=== TO DO ===
Lift out each line of the data that holds "content".

[Figure record extracts]
•••••

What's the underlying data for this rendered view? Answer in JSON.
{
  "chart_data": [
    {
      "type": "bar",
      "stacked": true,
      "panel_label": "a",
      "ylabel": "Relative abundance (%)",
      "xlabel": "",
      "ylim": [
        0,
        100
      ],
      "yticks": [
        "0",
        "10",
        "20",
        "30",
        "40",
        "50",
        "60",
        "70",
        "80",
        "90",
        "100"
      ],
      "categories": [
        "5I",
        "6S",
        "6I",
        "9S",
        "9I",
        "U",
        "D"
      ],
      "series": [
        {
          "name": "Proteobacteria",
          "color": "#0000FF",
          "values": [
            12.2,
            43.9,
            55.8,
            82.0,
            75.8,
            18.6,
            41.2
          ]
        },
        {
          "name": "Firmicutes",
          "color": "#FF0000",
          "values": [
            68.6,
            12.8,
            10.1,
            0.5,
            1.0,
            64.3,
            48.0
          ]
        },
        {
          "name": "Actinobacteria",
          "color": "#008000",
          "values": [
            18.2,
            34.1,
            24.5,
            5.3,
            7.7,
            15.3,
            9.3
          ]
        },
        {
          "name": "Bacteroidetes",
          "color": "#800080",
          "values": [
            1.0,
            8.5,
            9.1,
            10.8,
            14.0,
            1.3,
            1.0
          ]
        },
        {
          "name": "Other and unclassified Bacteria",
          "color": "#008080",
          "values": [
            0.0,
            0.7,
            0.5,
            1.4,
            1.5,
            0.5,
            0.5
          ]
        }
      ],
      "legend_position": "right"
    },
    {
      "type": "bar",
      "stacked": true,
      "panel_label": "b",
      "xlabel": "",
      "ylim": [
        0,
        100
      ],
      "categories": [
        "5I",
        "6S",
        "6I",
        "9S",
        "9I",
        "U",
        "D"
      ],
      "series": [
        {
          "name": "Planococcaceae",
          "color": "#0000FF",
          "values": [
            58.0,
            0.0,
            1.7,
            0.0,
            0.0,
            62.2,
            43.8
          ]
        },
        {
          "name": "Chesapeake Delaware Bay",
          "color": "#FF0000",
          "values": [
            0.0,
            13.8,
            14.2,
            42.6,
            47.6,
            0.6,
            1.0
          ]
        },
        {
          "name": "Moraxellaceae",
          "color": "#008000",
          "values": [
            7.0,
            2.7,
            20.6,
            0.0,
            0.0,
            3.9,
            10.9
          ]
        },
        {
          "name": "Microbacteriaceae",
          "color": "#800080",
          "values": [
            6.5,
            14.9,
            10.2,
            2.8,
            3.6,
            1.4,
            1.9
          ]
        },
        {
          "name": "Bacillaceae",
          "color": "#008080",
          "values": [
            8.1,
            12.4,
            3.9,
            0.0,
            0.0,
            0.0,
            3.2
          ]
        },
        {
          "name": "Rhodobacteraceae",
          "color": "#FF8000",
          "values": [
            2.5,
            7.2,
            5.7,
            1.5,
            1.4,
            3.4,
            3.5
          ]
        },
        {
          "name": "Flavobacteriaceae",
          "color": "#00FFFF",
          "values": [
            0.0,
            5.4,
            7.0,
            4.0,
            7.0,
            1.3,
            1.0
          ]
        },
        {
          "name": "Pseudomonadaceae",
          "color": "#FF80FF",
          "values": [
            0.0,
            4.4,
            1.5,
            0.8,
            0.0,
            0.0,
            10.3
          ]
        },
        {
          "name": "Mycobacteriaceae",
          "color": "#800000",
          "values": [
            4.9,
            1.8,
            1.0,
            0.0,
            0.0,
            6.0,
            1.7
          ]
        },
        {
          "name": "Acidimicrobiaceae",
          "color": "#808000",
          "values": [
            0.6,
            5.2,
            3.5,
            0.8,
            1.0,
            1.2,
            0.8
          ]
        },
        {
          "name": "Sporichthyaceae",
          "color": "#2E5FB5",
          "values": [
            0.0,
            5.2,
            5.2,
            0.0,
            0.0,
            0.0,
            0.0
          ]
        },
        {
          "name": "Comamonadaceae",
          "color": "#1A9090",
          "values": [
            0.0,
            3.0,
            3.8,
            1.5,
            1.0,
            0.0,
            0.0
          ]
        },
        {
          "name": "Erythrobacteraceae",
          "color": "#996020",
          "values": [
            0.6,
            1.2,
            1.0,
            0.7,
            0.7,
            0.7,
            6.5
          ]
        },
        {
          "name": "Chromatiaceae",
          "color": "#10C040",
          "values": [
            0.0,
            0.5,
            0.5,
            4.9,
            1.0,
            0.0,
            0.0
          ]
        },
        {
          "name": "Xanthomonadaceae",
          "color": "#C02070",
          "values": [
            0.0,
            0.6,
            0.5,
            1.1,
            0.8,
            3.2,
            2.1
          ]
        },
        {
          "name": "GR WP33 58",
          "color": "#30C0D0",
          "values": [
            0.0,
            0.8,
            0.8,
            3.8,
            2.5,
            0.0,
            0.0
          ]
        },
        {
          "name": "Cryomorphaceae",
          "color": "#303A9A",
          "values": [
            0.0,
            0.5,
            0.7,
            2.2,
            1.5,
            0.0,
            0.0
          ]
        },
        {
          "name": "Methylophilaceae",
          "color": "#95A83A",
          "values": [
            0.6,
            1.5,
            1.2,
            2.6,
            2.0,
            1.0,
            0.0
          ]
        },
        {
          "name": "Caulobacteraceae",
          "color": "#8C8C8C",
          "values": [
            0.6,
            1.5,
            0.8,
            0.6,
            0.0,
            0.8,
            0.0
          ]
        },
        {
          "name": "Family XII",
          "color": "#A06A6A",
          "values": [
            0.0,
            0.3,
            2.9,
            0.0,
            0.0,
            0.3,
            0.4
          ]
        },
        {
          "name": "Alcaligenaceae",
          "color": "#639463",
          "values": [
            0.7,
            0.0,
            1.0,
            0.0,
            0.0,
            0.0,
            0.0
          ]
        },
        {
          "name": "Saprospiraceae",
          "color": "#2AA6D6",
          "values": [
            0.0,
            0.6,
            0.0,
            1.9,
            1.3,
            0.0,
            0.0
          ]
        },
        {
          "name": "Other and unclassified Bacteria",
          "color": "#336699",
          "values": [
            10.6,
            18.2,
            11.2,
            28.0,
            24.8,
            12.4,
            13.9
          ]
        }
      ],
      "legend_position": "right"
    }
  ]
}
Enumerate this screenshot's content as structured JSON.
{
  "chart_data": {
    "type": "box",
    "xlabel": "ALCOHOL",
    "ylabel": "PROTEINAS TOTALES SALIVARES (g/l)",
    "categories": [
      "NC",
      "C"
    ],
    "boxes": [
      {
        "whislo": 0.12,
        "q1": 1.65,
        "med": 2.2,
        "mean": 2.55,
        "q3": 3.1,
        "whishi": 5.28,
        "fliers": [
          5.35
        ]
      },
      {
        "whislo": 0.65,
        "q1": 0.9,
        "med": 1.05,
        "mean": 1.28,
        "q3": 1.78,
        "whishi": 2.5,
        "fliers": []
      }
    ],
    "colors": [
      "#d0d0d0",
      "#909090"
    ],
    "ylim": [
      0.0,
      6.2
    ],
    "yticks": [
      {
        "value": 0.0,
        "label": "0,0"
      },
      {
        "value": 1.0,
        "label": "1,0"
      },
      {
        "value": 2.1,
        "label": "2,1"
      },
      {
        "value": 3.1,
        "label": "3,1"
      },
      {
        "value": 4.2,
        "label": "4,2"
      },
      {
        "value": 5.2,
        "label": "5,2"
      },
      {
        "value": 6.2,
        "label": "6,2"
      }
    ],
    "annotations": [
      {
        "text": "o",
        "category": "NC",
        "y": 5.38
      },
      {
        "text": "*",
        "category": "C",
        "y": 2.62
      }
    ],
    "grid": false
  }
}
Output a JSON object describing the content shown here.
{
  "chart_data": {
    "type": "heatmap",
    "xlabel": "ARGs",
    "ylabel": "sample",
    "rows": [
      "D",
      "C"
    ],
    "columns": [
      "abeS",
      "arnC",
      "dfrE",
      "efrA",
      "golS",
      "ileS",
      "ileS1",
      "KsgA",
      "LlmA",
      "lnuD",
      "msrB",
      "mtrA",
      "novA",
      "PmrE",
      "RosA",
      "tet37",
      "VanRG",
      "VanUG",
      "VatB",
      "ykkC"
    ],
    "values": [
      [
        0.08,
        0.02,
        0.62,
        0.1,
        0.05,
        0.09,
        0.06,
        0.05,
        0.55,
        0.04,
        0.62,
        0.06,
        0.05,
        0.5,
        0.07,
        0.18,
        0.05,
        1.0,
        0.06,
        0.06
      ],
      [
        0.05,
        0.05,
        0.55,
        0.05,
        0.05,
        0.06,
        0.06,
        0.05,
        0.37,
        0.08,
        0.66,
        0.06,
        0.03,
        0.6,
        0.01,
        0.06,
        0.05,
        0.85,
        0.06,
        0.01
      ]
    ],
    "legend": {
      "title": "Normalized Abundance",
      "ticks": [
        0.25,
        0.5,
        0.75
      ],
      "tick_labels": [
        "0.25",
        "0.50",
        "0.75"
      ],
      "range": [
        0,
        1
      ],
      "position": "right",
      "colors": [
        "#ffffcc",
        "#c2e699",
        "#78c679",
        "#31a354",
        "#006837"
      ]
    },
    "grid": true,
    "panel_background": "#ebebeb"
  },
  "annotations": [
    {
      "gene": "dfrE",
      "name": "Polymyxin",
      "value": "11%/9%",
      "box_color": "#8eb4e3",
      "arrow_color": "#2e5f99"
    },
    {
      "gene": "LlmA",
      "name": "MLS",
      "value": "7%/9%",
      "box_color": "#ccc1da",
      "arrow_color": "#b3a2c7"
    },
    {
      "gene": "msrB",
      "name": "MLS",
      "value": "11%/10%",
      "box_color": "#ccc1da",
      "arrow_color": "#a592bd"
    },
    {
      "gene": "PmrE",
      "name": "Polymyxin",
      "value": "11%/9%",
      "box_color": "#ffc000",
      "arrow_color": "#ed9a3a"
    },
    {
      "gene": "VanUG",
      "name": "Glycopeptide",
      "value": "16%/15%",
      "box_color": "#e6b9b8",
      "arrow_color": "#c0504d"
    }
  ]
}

•••••

=== COMPLETED EXERCISE ===
Enumerate this screenshot's content as structured JSON.
Output a JSON object describing the content shown here.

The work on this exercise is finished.